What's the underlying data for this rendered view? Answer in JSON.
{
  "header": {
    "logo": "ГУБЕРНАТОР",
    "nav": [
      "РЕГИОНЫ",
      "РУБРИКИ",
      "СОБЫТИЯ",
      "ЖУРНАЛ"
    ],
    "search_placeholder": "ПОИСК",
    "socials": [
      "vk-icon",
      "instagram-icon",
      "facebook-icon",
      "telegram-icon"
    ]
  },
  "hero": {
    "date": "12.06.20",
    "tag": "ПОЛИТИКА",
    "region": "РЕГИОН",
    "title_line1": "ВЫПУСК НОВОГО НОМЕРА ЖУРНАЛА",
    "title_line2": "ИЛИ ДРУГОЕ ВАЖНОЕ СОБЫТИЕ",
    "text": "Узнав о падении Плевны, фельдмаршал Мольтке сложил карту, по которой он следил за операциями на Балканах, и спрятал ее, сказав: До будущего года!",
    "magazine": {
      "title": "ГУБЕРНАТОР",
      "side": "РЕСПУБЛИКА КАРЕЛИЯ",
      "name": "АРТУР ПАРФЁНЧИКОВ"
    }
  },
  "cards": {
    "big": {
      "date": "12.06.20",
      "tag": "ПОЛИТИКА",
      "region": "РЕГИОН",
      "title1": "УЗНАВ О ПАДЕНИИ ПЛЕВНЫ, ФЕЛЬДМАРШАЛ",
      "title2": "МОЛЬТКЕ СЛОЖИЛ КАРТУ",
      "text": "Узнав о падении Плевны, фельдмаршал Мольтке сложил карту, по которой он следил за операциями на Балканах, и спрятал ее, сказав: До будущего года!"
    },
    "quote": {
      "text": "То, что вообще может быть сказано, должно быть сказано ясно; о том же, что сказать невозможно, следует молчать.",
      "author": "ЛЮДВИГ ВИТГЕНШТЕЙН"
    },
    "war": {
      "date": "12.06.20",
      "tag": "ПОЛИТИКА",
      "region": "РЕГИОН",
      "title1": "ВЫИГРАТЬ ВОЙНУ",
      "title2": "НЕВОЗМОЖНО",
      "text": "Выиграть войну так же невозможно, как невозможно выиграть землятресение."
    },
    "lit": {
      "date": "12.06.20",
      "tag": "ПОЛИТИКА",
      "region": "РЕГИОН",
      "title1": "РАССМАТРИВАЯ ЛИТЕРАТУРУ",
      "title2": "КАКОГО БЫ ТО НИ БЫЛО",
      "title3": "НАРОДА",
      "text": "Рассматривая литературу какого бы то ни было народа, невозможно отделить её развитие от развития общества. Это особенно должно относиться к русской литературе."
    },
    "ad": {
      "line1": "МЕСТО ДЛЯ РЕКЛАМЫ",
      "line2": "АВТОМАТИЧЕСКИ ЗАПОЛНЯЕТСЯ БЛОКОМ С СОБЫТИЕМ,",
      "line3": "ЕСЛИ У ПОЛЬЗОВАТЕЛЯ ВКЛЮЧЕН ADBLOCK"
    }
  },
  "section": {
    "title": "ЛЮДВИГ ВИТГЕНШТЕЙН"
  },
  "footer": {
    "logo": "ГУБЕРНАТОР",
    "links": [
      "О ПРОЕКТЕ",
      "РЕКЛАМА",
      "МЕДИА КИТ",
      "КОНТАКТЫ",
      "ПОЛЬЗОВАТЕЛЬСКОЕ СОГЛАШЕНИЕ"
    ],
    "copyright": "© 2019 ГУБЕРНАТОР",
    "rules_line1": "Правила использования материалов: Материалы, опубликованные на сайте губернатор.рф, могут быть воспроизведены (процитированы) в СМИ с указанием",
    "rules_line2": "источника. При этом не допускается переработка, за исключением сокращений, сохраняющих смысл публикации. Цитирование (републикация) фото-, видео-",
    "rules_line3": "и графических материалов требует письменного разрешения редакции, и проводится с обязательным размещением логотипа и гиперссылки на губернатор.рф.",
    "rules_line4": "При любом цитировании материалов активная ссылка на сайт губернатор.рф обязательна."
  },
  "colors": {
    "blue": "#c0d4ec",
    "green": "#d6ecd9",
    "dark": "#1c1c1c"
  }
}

WHAT TO PRODUCE |
Looking at the material above, count the lines that hold "сказав" and give the total alone.

EXPECTED ANSWER |
2